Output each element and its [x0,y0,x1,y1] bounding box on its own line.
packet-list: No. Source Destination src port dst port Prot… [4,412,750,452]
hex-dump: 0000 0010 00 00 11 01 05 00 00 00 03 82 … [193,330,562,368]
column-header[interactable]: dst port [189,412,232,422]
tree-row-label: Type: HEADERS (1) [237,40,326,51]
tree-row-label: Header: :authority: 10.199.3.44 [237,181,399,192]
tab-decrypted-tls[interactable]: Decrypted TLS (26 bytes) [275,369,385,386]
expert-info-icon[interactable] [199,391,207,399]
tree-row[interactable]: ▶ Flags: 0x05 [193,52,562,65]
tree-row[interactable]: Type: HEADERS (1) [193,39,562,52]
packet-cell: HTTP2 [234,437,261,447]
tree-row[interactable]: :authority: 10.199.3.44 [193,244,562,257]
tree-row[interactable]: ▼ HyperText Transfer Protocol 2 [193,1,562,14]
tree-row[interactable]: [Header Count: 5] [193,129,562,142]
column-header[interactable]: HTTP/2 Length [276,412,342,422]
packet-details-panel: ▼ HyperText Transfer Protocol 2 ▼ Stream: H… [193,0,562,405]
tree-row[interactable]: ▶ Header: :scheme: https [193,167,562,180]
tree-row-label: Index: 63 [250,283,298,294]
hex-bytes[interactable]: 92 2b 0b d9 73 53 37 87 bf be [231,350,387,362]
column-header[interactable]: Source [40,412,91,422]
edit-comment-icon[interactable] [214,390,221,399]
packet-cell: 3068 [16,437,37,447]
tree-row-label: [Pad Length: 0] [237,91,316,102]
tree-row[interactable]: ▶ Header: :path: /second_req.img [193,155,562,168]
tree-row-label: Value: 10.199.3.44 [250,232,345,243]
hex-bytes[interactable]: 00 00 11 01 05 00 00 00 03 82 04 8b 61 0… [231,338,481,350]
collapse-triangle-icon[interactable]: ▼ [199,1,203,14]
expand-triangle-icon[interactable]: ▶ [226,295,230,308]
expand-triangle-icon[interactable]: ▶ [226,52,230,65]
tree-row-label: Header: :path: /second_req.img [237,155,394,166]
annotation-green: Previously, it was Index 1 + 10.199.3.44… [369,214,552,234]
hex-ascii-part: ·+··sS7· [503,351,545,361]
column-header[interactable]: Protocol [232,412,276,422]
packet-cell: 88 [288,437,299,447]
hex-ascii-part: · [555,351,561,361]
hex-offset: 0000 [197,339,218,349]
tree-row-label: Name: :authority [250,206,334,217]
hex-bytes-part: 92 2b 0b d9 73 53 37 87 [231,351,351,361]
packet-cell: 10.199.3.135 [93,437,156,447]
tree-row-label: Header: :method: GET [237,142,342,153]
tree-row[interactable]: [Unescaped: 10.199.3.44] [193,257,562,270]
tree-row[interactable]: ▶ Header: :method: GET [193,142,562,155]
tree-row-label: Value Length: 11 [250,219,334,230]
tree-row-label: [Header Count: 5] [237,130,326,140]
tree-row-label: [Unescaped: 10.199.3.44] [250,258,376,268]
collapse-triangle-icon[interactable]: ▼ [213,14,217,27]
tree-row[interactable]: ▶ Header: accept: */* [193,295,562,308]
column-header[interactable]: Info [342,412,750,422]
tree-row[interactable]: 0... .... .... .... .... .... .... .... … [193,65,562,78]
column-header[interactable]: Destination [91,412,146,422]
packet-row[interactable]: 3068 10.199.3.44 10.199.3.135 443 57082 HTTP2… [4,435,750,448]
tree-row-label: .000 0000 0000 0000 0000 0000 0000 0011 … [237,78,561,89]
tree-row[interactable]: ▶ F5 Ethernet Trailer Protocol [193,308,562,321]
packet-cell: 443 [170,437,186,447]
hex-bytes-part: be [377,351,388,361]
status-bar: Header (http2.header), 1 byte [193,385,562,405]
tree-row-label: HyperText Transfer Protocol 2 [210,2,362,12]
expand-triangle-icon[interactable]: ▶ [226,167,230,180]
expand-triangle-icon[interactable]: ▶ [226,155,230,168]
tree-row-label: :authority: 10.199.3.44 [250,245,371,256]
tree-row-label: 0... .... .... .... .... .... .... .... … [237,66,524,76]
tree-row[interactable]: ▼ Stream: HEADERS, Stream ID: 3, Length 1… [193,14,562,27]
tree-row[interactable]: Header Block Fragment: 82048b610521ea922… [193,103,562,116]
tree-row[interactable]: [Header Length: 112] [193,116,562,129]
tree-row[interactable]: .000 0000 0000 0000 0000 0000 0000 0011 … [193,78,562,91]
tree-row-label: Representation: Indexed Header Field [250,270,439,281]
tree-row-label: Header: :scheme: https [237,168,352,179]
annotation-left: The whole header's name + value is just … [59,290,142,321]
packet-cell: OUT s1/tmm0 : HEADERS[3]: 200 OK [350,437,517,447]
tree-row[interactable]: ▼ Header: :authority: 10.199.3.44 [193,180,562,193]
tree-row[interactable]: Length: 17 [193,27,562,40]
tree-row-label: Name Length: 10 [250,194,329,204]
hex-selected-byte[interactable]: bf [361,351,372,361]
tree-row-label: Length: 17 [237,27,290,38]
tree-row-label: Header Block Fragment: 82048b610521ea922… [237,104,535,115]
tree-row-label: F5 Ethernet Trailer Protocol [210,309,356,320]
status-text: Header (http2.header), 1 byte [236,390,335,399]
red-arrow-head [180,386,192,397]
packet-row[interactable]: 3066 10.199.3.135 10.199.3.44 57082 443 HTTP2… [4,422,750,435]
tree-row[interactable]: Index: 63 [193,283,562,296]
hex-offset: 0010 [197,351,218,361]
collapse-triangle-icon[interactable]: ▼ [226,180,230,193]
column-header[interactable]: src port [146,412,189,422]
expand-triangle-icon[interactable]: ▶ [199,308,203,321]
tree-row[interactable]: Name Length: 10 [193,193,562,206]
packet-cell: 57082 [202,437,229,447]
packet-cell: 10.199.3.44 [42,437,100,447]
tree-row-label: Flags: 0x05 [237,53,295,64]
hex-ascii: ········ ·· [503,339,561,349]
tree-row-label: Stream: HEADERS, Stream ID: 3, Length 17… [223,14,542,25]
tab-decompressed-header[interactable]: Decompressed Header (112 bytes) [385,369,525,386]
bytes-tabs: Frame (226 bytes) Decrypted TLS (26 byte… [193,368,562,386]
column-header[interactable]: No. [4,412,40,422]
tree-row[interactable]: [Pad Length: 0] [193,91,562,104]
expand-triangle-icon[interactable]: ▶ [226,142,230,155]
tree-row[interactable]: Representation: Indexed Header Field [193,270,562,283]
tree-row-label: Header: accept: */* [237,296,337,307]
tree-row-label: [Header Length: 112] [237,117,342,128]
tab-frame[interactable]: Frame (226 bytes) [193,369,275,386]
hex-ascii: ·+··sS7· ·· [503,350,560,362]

_Task statement_
Can you reproduce every line of the data above, word for word?

_Result of the task_
Output each element and its [x0,y0,x1,y1] bounding box on its own line.
packet-list: No. Source Destination src port dst port Prot… [4,412,750,452]
hex-dump: 0000 0010 00 00 11 01 05 00 00 00 03 82 … [193,330,562,368]
column-header[interactable]: dst port [189,412,232,422]
tree-row-label: Type: HEADERS (1) [237,40,326,51]
tree-row-label: Header: :authority: 10.199.3.44 [237,181,399,192]
tab-decrypted-tls[interactable]: Decrypted TLS (26 bytes) [275,369,385,386]
expert-info-icon[interactable] [199,391,207,399]
tree-row[interactable]: ▶ Flags: 0x05 [193,52,562,65]
tree-row[interactable]: Type: HEADERS (1) [193,39,562,52]
packet-cell: HTTP2 [234,437,261,447]
tree-row[interactable]: :authority: 10.199.3.44 [193,244,562,257]
tree-row[interactable]: ▼ HyperText Transfer Protocol 2 [193,1,562,14]
tree-row[interactable]: [Header Count: 5] [193,129,562,142]
column-header[interactable]: HTTP/2 Length [276,412,342,422]
packet-details-panel: ▼ HyperText Transfer Protocol 2 ▼ Stream: H… [193,0,562,405]
tree-row[interactable]: ▶ Header: :scheme: https [193,167,562,180]
tree-row-label: Index: 63 [250,283,298,294]
hex-bytes[interactable]: 92 2b 0b d9 73 53 37 87 bf be [231,350,387,362]
column-header[interactable]: Source [40,412,91,422]
edit-comment-icon[interactable] [214,390,221,399]
packet-cell: 3068 [16,437,37,447]
tree-row-label: [Pad Length: 0] [237,91,316,102]
tree-row[interactable]: ▶ Header: :path: /second_req.img [193,155,562,168]
tree-row-label: Value: 10.199.3.44 [250,232,345,243]
hex-bytes[interactable]: 00 00 11 01 05 00 00 00 03 82 04 8b 61 0… [231,338,481,350]
collapse-triangle-icon[interactable]: ▼ [199,1,203,14]
expand-triangle-icon[interactable]: ▶ [226,295,230,308]
expand-triangle-icon[interactable]: ▶ [226,52,230,65]
tree-row-label: Header: :path: /second_req.img [237,155,394,166]
annotation-green: Previously, it was Index 1 + 10.199.3.44… [369,214,552,234]
hex-ascii-part: ·+··sS7· [503,351,545,361]
column-header[interactable]: Protocol [232,412,276,422]
packet-cell: 88 [288,437,299,447]
hex-ascii-part: · [555,351,561,361]
hex-offset: 0000 [197,339,218,349]
tree-row-label: Name: :authority [250,206,334,217]
hex-bytes-part: 92 2b 0b d9 73 53 37 87 [231,351,351,361]
packet-cell: 10.199.3.135 [93,437,156,447]
tree-row-label: Header: :method: GET [237,142,342,153]
tree-row[interactable]: [Unescaped: 10.199.3.44] [193,257,562,270]
tree-row[interactable]: ▶ Header: :method: GET [193,142,562,155]
tree-row-label: Value Length: 11 [250,219,334,230]
tree-row-label: [Header Count: 5] [237,130,326,140]
tree-row-label: [Unescaped: 10.199.3.44] [250,258,376,268]
collapse-triangle-icon[interactable]: ▼ [213,14,217,27]
tree-row[interactable]: ▶ Header: accept: */* [193,295,562,308]
column-header[interactable]: Info [342,412,750,422]
tree-row[interactable]: 0... .... .... .... .... .... .... .... … [193,65,562,78]
column-header[interactable]: Destination [91,412,146,422]
packet-row[interactable]: 3068 10.199.3.44 10.199.3.135 443 57082 HTTP2… [4,435,750,448]
tree-row-label: .000 0000 0000 0000 0000 0000 0000 0011 … [237,78,561,89]
tree-row[interactable]: ▶ F5 Ethernet Trailer Protocol [193,308,562,321]
packet-cell: 443 [170,437,186,447]
hex-bytes-part: be [377,351,388,361]
status-bar: Header (http2.header), 1 byte [193,385,562,405]
tree-row-label: HyperText Transfer Protocol 2 [210,2,362,12]
expand-triangle-icon[interactable]: ▶ [226,167,230,180]
expand-triangle-icon[interactable]: ▶ [226,155,230,168]
tree-row-label: :authority: 10.199.3.44 [250,245,371,256]
tree-row-label: 0... .... .... .... .... .... .... .... … [237,66,524,76]
tree-row[interactable]: ▼ Stream: HEADERS, Stream ID: 3, Length 1… [193,14,562,27]
tree-row[interactable]: Header Block Fragment: 82048b610521ea922… [193,103,562,116]
tree-row[interactable]: [Header Length: 112] [193,116,562,129]
tree-row[interactable]: .000 0000 0000 0000 0000 0000 0000 0011 … [193,78,562,91]
tree-row-label: Representation: Indexed Header Field [250,270,439,281]
tree-row-label: Header: :scheme: https [237,168,352,179]
annotation-left: The whole header's name + value is just … [59,290,142,321]
packet-cell: OUT s1/tmm0 : HEADERS[3]: 200 OK [350,437,517,447]
tree-row[interactable]: ▼ Header: :authority: 10.199.3.44 [193,180,562,193]
tree-row[interactable]: Length: 17 [193,27,562,40]
tree-row-label: Name Length: 10 [250,194,329,204]
hex-selected-byte[interactable]: bf [361,351,372,361]
tree-row-label: Length: 17 [237,27,290,38]
tree-row-label: Header Block Fragment: 82048b610521ea922… [237,104,535,115]
tree-row-label: F5 Ethernet Trailer Protocol [210,309,356,320]
status-text: Header (http2.header), 1 byte [236,390,335,399]
red-arrow-head [180,386,192,397]
packet-row[interactable]: 3066 10.199.3.135 10.199.3.44 57082 443 HTTP2… [4,422,750,435]
tree-row[interactable]: Index: 63 [193,283,562,296]
hex-offset: 0010 [197,351,218,361]
collapse-triangle-icon[interactable]: ▼ [226,180,230,193]
column-header[interactable]: src port [146,412,189,422]
expand-triangle-icon[interactable]: ▶ [199,308,203,321]
tree-row[interactable]: Name Length: 10 [193,193,562,206]
packet-cell: 57082 [202,437,229,447]
packet-cell: 10.199.3.44 [42,437,100,447]
tree-row-label: Flags: 0x05 [237,53,295,64]
hex-ascii: ········ ·· [503,339,561,349]
tree-row-label: Stream: HEADERS, Stream ID: 3, Length 17… [223,14,542,25]
tab-decompressed-header[interactable]: Decompressed Header (112 bytes) [385,369,525,386]
bytes-tabs: Frame (226 bytes) Decrypted TLS (26 byte… [193,368,562,386]
column-header[interactable]: No. [4,412,40,422]
tree-row[interactable]: [Pad Length: 0] [193,91,562,104]
expand-triangle-icon[interactable]: ▶ [226,142,230,155]
tree-row[interactable]: Representation: Indexed Header Field [193,270,562,283]
tree-row-label: Header: accept: */* [237,296,337,307]
tree-row-label: [Header Length: 112] [237,117,342,128]
tab-frame[interactable]: Frame (226 bytes) [193,369,275,386]
hex-ascii: ·+··sS7· ·· [503,350,560,362]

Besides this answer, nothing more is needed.